The problem: Skip the pictures. Repeat everything else in the records word for word.

Data supplied:
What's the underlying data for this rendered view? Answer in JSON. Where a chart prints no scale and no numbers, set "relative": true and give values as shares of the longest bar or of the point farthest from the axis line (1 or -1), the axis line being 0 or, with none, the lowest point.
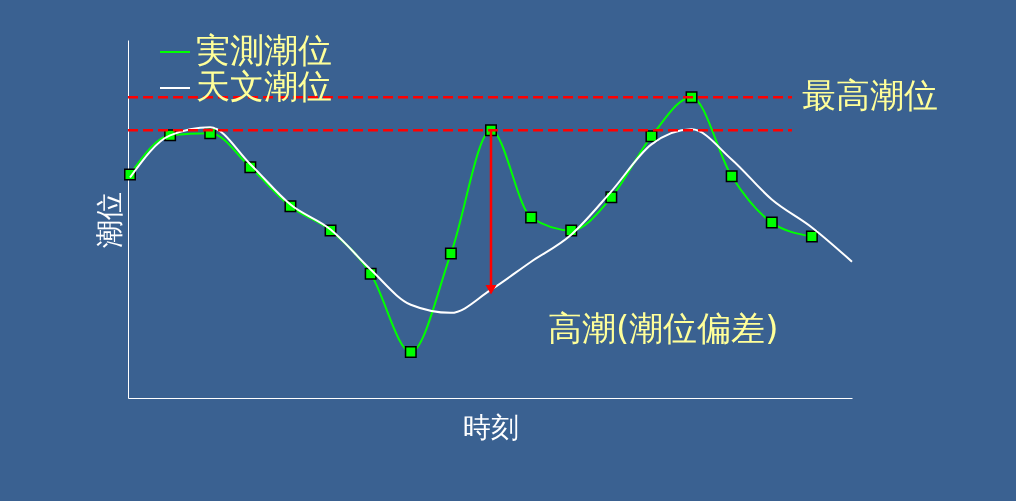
{
  "chart_data": {
    "type": "line",
    "relative": true,
    "xlabel": "時刻",
    "ylabel": "潮位",
    "categories": [
      null,
      null,
      null,
      null,
      null,
      null,
      null,
      null,
      null,
      null,
      null,
      null,
      null,
      null,
      null,
      null,
      null,
      null,
      null
    ],
    "series": [
      {
        "name": "実測潮位",
        "color": "#00ff00",
        "marker": "square",
        "values": [
          0.743,
          0.873,
          0.88,
          0.767,
          0.637,
          0.557,
          0.413,
          0.153,
          0.48,
          0.89,
          0.6,
          0.557,
          0.667,
          0.87,
          1.0,
          0.737,
          0.583,
          0.537,
          null
        ]
      },
      {
        "name": "天文潮位",
        "color": "#ffffff",
        "marker": "none",
        "values": [
          0.733,
          0.873,
          0.9,
          0.777,
          0.643,
          0.56,
          0.427,
          0.31,
          0.283,
          0.36,
          0.453,
          0.543,
          0.687,
          0.843,
          0.893,
          0.793,
          0.66,
          0.567,
          0.453
        ]
      }
    ],
    "ref_lines": [
      {
        "axis": "y",
        "value": 1.0,
        "label": "最高潮位",
        "color": "#ff0000",
        "line_style": "dashed"
      },
      {
        "axis": "y",
        "value": 0.89,
        "color": "#ff0000",
        "line_style": "dashed"
      }
    ],
    "annotations": [
      "高潮(潮位偏差)"
    ],
    "legend": "top left"
  }
}
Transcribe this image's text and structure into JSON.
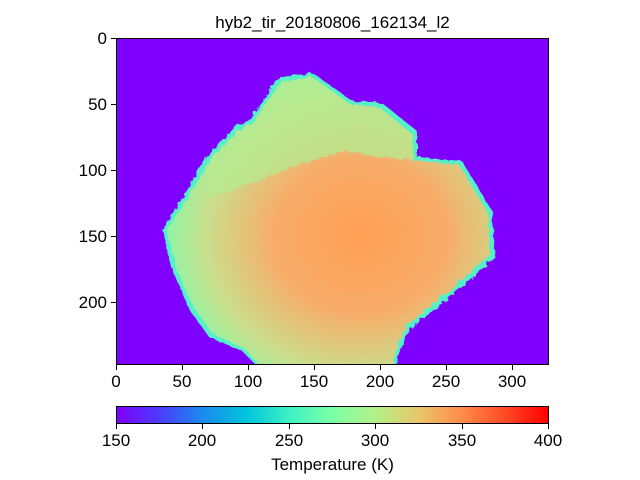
{
  "figure": {
    "title": "hyb2_tir_20180806_162134_l2",
    "colorbar_label": "Temperature (K)"
  },
  "axes": {
    "y_ticks": [
      "0",
      "50",
      "100",
      "150",
      "200"
    ],
    "x_ticks": [
      "0",
      "50",
      "100",
      "150",
      "200",
      "250",
      "300"
    ],
    "colorbar_ticks": [
      "150",
      "200",
      "250",
      "300",
      "350",
      "400"
    ]
  },
  "colors": {
    "background_space": "#7f00ff",
    "asteroid_cool": "#8cf5a0",
    "asteroid_warm": "#f5b370",
    "colormap": "rainbow"
  }
}
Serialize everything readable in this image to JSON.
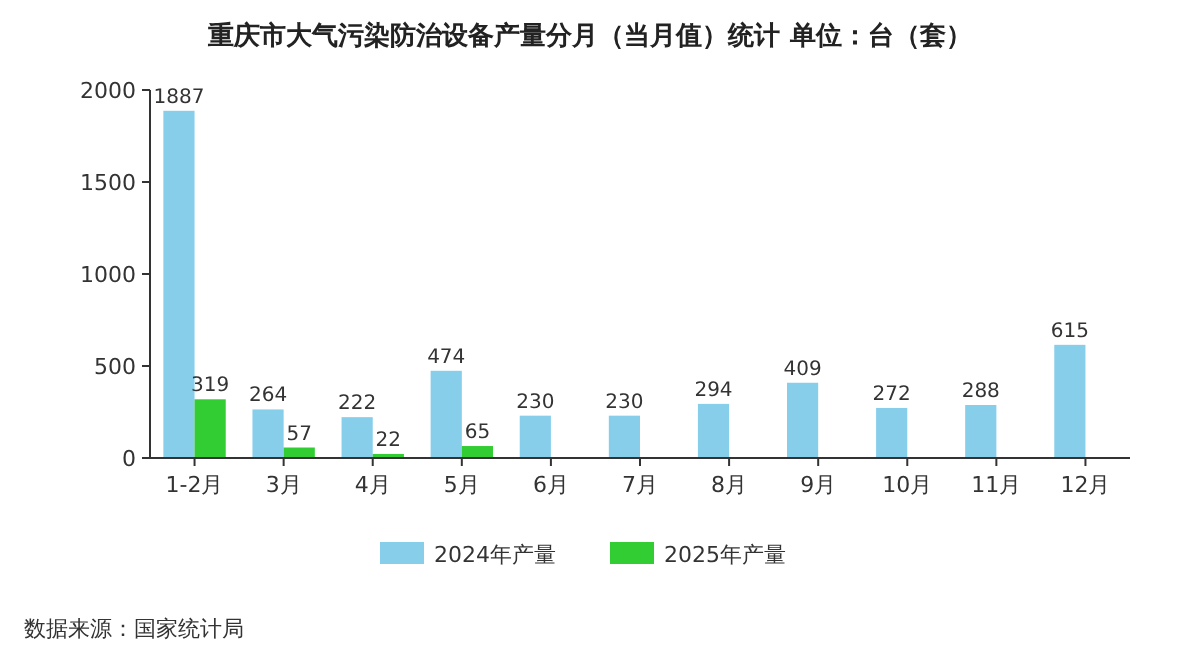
{
  "chart_data": {
    "type": "bar",
    "title": "重庆市大气污染防治设备产量分月（当月值）统计 单位：台（套）",
    "categories": [
      "1-2月",
      "3月",
      "4月",
      "5月",
      "6月",
      "7月",
      "8月",
      "9月",
      "10月",
      "11月",
      "12月"
    ],
    "series": [
      {
        "name": "2024年产量",
        "color": "#87ceeb",
        "values": [
          1887,
          264,
          222,
          474,
          230,
          230,
          294,
          409,
          272,
          288,
          615
        ]
      },
      {
        "name": "2025年产量",
        "color": "#32cd32",
        "values": [
          319,
          57,
          22,
          65,
          null,
          null,
          null,
          null,
          null,
          null,
          null
        ]
      }
    ],
    "ylim": [
      0,
      2000
    ],
    "yticks": [
      0,
      500,
      1000,
      1500,
      2000
    ],
    "grid": false,
    "legend": "bottom",
    "data_labels": true,
    "annotations": [
      "数据来源：国家统计局"
    ]
  }
}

The answer:
What's the underlying data for this rendered view? Answer in JSON. Where a chart prints no scale and no numbers, set "relative": true and give values as shares of the longest bar or of the point farthest from the axis line (1 or -1), the axis line being 0 or, with none, the lowest point.
{
  "chart_data": {
    "type": "line",
    "relative": true,
    "xlabel": "時刻",
    "ylabel": "潮位",
    "categories": [
      null,
      null,
      null,
      null,
      null,
      null,
      null,
      null,
      null,
      null,
      null,
      null,
      null,
      null,
      null,
      null,
      null,
      null,
      null
    ],
    "series": [
      {
        "name": "実測潮位",
        "color": "#00ff00",
        "marker": "square",
        "values": [
          0.743,
          0.873,
          0.88,
          0.767,
          0.637,
          0.557,
          0.413,
          0.153,
          0.48,
          0.89,
          0.6,
          0.557,
          0.667,
          0.87,
          1.0,
          0.737,
          0.583,
          0.537,
          null
        ]
      },
      {
        "name": "天文潮位",
        "color": "#ffffff",
        "marker": "none",
        "values": [
          0.733,
          0.873,
          0.9,
          0.777,
          0.643,
          0.56,
          0.427,
          0.31,
          0.283,
          0.36,
          0.453,
          0.543,
          0.687,
          0.843,
          0.893,
          0.793,
          0.66,
          0.567,
          0.453
        ]
      }
    ],
    "ref_lines": [
      {
        "axis": "y",
        "value": 1.0,
        "label": "最高潮位",
        "color": "#ff0000",
        "line_style": "dashed"
      },
      {
        "axis": "y",
        "value": 0.89,
        "color": "#ff0000",
        "line_style": "dashed"
      }
    ],
    "annotations": [
      "高潮(潮位偏差)"
    ],
    "legend": "top left"
  }
}
Transcribe this image's text and structure into JSON.
{
  "figure": {
    "title": "hyb2_tir_20180806_162134_l2",
    "colorbar_label": "Temperature (K)"
  },
  "axes": {
    "y_ticks": [
      "0",
      "50",
      "100",
      "150",
      "200"
    ],
    "x_ticks": [
      "0",
      "50",
      "100",
      "150",
      "200",
      "250",
      "300"
    ],
    "colorbar_ticks": [
      "150",
      "200",
      "250",
      "300",
      "350",
      "400"
    ]
  },
  "colors": {
    "background_space": "#7f00ff",
    "asteroid_cool": "#8cf5a0",
    "asteroid_warm": "#f5b370",
    "colormap": "rainbow"
  }
}
Serialize everything readable in this image to JSON.
{
  "chart_data": {
    "type": "bar",
    "title": "重庆市大气污染防治设备产量分月（当月值）统计 单位：台（套）",
    "categories": [
      "1-2月",
      "3月",
      "4月",
      "5月",
      "6月",
      "7月",
      "8月",
      "9月",
      "10月",
      "11月",
      "12月"
    ],
    "series": [
      {
        "name": "2024年产量",
        "color": "#87ceeb",
        "values": [
          1887,
          264,
          222,
          474,
          230,
          230,
          294,
          409,
          272,
          288,
          615
        ]
      },
      {
        "name": "2025年产量",
        "color": "#32cd32",
        "values": [
          319,
          57,
          22,
          65,
          null,
          null,
          null,
          null,
          null,
          null,
          null
        ]
      }
    ],
    "ylim": [
      0,
      2000
    ],
    "yticks": [
      0,
      500,
      1000,
      1500,
      2000
    ],
    "grid": false,
    "legend": "bottom",
    "data_labels": true,
    "annotations": [
      "数据来源：国家统计局"
    ]
  }
}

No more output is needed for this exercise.